-- ENTRIES PROVIDED start --
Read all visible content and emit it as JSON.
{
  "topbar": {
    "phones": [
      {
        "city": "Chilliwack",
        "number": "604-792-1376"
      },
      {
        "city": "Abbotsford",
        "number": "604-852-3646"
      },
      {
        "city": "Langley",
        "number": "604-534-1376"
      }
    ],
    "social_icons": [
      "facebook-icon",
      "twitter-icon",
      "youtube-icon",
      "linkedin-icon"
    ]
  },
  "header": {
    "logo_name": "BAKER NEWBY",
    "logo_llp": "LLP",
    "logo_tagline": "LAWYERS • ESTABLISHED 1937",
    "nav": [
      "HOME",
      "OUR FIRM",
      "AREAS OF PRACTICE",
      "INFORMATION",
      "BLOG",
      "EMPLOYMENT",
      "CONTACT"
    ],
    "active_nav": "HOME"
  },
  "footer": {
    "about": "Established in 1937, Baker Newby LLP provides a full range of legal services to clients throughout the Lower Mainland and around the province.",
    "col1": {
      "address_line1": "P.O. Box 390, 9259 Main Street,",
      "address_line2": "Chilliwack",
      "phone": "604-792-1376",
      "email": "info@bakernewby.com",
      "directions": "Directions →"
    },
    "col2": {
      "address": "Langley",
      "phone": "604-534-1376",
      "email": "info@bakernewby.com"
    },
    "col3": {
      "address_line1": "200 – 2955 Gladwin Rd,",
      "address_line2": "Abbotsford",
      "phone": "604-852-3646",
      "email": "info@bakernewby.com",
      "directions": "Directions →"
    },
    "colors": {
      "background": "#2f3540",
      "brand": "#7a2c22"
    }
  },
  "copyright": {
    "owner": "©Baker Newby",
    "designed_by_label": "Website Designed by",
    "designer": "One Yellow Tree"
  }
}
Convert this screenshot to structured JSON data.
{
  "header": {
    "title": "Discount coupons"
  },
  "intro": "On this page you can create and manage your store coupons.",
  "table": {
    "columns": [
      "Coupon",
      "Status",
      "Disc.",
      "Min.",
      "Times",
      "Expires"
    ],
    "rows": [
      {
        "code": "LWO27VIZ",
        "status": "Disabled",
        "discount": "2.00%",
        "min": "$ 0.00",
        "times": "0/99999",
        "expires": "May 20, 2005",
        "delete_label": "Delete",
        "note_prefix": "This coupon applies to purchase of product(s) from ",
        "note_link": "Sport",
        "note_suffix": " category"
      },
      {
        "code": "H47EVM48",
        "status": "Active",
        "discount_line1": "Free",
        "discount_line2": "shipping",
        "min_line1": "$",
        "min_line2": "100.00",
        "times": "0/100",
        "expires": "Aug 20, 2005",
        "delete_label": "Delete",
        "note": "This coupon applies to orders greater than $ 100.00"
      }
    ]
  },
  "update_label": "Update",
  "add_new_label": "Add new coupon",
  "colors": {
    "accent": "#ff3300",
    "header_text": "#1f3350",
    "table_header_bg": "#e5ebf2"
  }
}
-- ENTRIES PROVIDED end --
Transcribe every entry verbatim.

Read all visible content and emit it as JSON.
{
  "topbar": {
    "phones": [
      {
        "city": "Chilliwack",
        "number": "604-792-1376"
      },
      {
        "city": "Abbotsford",
        "number": "604-852-3646"
      },
      {
        "city": "Langley",
        "number": "604-534-1376"
      }
    ],
    "social_icons": [
      "facebook-icon",
      "twitter-icon",
      "youtube-icon",
      "linkedin-icon"
    ]
  },
  "header": {
    "logo_name": "BAKER NEWBY",
    "logo_llp": "LLP",
    "logo_tagline": "LAWYERS • ESTABLISHED 1937",
    "nav": [
      "HOME",
      "OUR FIRM",
      "AREAS OF PRACTICE",
      "INFORMATION",
      "BLOG",
      "EMPLOYMENT",
      "CONTACT"
    ],
    "active_nav": "HOME"
  },
  "footer": {
    "about": "Established in 1937, Baker Newby LLP provides a full range of legal services to clients throughout the Lower Mainland and around the province.",
    "col1": {
      "address_line1": "P.O. Box 390, 9259 Main Street,",
      "address_line2": "Chilliwack",
      "phone": "604-792-1376",
      "email": "info@bakernewby.com",
      "directions": "Directions →"
    },
    "col2": {
      "address": "Langley",
      "phone": "604-534-1376",
      "email": "info@bakernewby.com"
    },
    "col3": {
      "address_line1": "200 – 2955 Gladwin Rd,",
      "address_line2": "Abbotsford",
      "phone": "604-852-3646",
      "email": "info@bakernewby.com",
      "directions": "Directions →"
    },
    "colors": {
      "background": "#2f3540",
      "brand": "#7a2c22"
    }
  },
  "copyright": {
    "owner": "©Baker Newby",
    "designed_by_label": "Website Designed by",
    "designer": "One Yellow Tree"
  }
}
Convert this screenshot to structured JSON data.
{
  "header": {
    "title": "Discount coupons"
  },
  "intro": "On this page you can create and manage your store coupons.",
  "table": {
    "columns": [
      "Coupon",
      "Status",
      "Disc.",
      "Min.",
      "Times",
      "Expires"
    ],
    "rows": [
      {
        "code": "LWO27VIZ",
        "status": "Disabled",
        "discount": "2.00%",
        "min": "$ 0.00",
        "times": "0/99999",
        "expires": "May 20, 2005",
        "delete_label": "Delete",
        "note_prefix": "This coupon applies to purchase of product(s) from ",
        "note_link": "Sport",
        "note_suffix": " category"
      },
      {
        "code": "H47EVM48",
        "status": "Active",
        "discount_line1": "Free",
        "discount_line2": "shipping",
        "min_line1": "$",
        "min_line2": "100.00",
        "times": "0/100",
        "expires": "Aug 20, 2005",
        "delete_label": "Delete",
        "note": "This coupon applies to orders greater than $ 100.00"
      }
    ]
  },
  "update_label": "Update",
  "add_new_label": "Add new coupon",
  "colors": {
    "accent": "#ff3300",
    "header_text": "#1f3350",
    "table_header_bg": "#e5ebf2"
  }
}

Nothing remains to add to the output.